[START Task inputs]

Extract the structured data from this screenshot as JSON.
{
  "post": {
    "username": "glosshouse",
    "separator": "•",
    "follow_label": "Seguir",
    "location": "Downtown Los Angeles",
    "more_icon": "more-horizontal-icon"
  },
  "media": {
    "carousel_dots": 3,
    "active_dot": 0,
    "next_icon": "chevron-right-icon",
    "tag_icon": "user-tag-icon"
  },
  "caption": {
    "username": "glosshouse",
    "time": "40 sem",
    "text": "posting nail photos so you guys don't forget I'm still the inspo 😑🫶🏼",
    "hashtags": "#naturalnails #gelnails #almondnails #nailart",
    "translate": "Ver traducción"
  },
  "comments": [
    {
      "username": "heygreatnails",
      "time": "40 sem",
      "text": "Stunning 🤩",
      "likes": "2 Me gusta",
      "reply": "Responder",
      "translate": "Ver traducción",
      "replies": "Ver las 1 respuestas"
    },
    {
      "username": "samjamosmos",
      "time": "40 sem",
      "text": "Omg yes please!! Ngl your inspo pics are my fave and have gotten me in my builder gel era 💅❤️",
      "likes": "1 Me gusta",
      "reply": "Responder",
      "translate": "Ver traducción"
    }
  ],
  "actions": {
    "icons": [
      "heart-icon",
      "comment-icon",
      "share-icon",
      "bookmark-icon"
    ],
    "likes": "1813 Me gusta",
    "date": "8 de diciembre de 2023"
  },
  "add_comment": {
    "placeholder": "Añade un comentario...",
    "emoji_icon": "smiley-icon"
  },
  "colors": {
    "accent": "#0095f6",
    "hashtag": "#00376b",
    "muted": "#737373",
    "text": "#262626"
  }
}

[END Task inputs]
[START Task inputs]

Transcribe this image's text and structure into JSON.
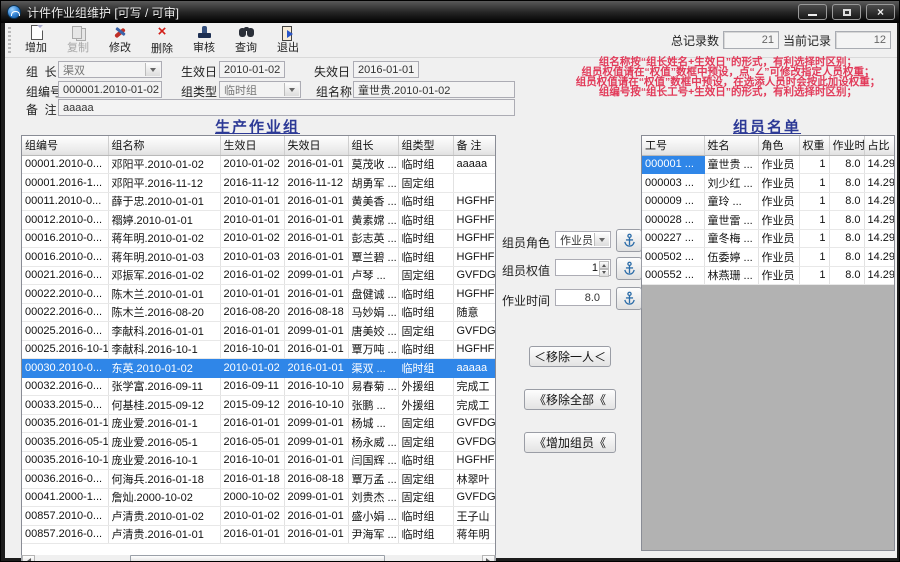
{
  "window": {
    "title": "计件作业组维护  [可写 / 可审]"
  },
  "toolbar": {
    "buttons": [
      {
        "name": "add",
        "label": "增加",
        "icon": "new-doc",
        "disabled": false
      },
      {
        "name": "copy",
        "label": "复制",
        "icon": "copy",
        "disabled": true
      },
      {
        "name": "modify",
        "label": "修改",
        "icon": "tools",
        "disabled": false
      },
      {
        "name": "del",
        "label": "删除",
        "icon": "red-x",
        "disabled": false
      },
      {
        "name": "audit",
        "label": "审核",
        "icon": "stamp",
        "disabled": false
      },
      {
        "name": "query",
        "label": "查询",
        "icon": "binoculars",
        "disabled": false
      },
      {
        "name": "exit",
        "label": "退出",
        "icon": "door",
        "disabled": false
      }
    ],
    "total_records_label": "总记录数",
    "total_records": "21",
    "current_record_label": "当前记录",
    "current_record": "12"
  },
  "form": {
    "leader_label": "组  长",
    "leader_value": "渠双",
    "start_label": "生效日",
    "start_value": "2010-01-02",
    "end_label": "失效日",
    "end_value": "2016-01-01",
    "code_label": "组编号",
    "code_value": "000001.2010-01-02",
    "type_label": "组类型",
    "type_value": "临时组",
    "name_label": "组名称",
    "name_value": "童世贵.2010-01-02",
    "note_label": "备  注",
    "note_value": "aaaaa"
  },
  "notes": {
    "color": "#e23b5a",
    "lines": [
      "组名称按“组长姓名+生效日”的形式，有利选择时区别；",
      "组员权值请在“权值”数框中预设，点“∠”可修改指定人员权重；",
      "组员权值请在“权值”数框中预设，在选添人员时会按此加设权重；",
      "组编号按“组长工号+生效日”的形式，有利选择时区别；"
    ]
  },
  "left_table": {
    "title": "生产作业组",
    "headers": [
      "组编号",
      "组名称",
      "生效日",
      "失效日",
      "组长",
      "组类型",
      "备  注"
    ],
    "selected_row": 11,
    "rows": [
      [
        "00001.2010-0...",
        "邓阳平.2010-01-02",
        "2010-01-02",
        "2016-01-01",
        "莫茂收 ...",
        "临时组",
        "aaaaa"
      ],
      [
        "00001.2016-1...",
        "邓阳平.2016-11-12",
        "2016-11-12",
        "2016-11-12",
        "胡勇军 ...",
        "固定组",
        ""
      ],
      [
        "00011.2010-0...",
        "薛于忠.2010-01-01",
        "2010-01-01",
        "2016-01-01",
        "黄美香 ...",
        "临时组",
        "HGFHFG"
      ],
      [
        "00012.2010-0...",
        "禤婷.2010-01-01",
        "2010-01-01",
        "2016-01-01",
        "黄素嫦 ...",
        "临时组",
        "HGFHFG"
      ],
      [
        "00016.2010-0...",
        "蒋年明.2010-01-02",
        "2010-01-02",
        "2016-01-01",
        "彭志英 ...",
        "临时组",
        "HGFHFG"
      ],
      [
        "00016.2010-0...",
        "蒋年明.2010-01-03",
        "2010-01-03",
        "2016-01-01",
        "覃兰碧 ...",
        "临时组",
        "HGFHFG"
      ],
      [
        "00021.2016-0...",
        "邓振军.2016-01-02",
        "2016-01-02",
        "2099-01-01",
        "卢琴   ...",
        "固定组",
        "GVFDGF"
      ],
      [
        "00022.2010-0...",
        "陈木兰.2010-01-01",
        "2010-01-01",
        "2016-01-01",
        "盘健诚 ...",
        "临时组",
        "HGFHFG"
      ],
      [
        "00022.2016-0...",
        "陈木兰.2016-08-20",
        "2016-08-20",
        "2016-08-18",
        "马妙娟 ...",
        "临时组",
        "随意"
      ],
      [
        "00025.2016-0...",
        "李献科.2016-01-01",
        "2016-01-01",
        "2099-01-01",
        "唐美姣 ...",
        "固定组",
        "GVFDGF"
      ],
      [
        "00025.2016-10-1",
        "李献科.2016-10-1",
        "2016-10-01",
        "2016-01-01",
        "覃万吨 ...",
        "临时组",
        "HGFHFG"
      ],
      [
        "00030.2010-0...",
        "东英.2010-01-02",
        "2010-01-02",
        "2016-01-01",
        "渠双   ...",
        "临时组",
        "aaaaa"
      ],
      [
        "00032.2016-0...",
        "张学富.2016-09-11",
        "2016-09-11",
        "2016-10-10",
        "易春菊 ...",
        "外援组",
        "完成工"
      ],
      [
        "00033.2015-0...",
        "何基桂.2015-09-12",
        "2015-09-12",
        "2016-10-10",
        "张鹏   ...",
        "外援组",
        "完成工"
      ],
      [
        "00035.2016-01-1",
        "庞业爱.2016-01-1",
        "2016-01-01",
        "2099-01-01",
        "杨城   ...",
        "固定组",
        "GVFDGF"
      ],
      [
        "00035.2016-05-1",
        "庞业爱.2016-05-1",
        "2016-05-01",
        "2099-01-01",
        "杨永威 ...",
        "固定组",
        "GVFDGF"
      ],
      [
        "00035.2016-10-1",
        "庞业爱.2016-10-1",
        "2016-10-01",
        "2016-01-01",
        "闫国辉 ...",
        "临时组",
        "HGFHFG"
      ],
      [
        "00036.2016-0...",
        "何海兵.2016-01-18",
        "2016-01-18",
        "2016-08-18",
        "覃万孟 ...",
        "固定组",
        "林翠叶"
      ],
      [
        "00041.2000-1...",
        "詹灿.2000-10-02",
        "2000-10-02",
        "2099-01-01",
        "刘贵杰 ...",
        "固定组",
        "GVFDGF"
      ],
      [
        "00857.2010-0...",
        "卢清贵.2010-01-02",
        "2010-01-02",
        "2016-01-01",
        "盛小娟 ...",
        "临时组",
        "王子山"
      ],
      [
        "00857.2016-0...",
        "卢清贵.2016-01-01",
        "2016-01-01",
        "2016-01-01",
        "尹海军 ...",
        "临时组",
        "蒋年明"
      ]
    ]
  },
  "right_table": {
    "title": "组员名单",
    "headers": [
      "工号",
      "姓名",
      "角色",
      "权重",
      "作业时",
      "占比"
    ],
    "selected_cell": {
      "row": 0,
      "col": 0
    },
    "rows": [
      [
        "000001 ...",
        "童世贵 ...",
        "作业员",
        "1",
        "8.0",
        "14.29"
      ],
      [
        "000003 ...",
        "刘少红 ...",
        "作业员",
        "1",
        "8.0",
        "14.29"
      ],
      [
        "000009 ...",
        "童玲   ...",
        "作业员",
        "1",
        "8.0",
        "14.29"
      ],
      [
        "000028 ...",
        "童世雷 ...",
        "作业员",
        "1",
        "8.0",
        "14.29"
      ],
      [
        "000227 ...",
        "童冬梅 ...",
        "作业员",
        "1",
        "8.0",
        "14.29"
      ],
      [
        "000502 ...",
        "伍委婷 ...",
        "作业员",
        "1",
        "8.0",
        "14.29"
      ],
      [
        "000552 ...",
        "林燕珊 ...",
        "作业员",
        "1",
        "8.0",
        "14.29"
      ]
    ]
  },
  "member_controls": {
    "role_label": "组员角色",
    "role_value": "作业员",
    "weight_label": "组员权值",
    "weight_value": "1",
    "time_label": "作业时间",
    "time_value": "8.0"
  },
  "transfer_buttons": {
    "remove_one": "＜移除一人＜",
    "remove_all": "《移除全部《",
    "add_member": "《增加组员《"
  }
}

[END Task inputs]
[START Task inputs]

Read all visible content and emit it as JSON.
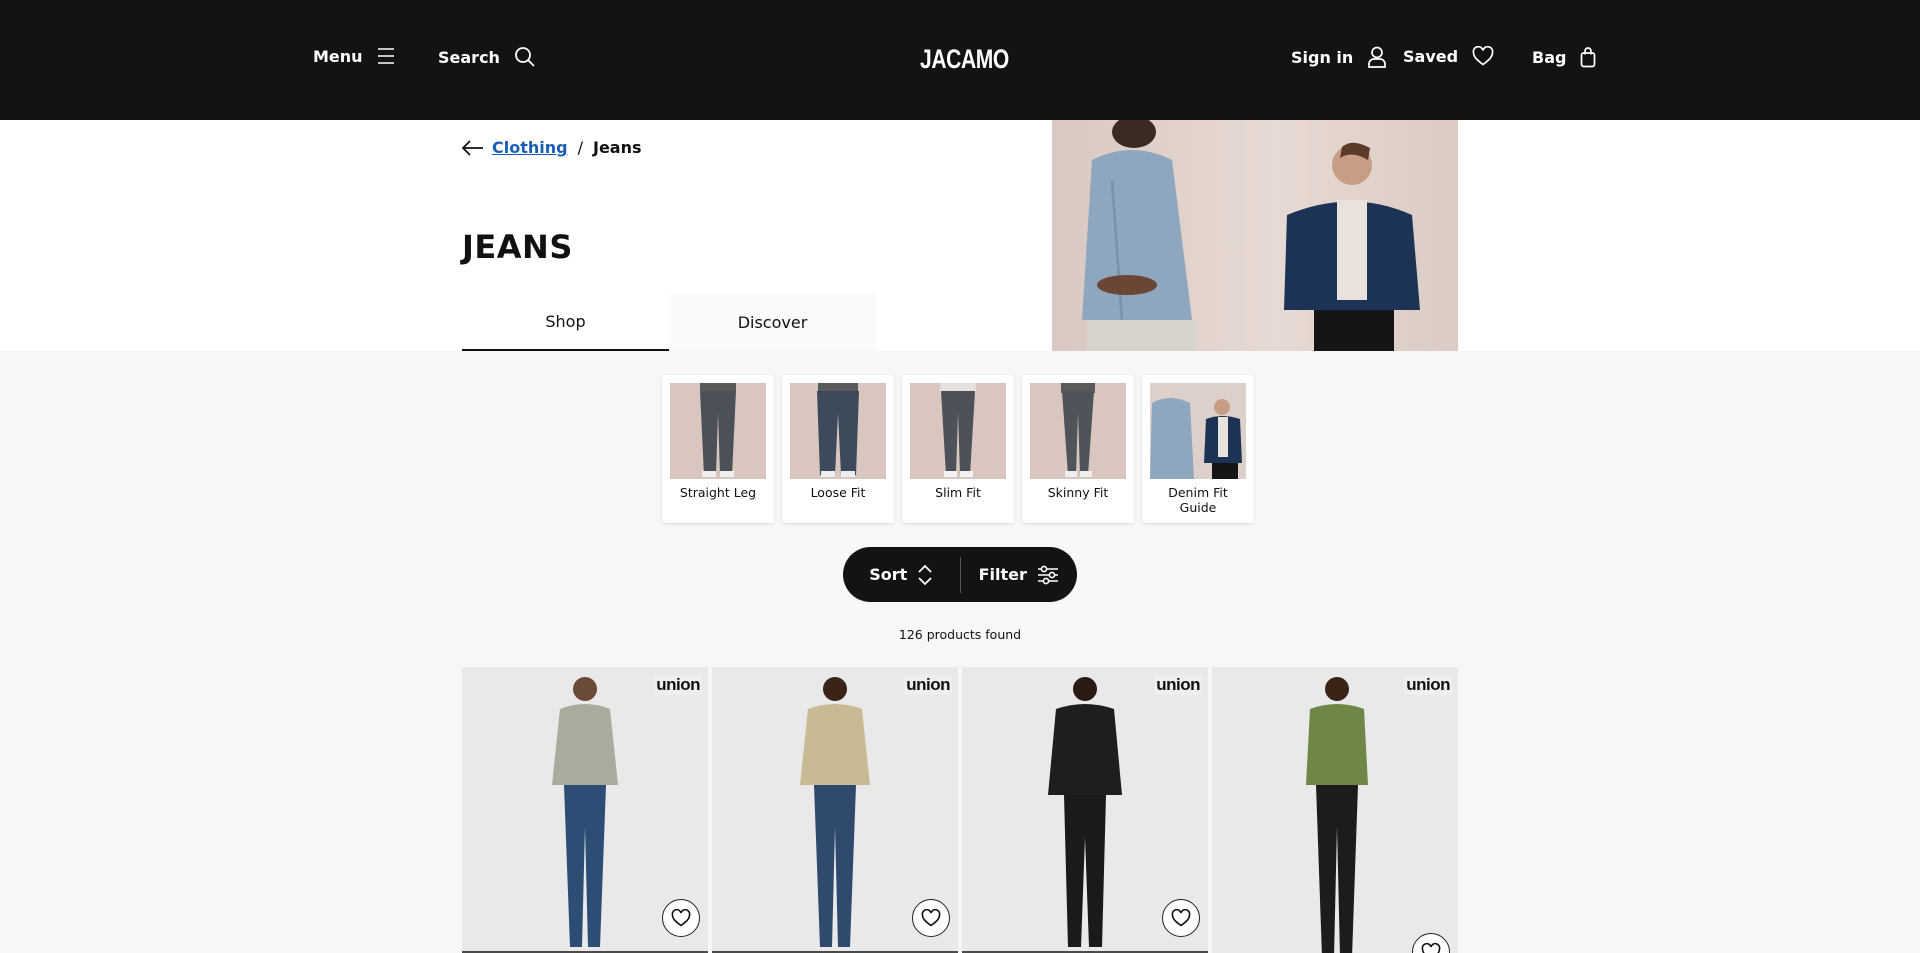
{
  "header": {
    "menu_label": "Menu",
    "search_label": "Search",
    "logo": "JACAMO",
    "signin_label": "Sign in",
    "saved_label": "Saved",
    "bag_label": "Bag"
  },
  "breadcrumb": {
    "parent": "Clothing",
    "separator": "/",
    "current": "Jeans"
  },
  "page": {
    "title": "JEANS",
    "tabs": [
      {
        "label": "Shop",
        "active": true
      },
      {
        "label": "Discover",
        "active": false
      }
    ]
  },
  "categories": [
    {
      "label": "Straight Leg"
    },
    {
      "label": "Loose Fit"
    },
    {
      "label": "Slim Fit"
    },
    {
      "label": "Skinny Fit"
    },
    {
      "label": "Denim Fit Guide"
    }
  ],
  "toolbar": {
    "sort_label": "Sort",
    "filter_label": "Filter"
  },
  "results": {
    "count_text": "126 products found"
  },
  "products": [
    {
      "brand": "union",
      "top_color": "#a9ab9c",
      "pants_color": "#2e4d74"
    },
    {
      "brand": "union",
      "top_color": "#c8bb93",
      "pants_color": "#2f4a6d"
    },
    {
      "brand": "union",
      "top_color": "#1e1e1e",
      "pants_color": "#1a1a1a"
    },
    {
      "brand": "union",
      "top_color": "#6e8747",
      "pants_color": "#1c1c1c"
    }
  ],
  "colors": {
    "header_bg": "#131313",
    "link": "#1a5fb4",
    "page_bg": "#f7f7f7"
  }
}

[END Task inputs]

## What the task requires
Identify and copy all lines with the word "组员权值请在".

## Response to the exercise
      "组员权值请在“权值”数框中预设，点“∠”可修改指定人员权重；",
      "组员权值请在“权值”数框中预设，在选添人员时会按此加设权重；",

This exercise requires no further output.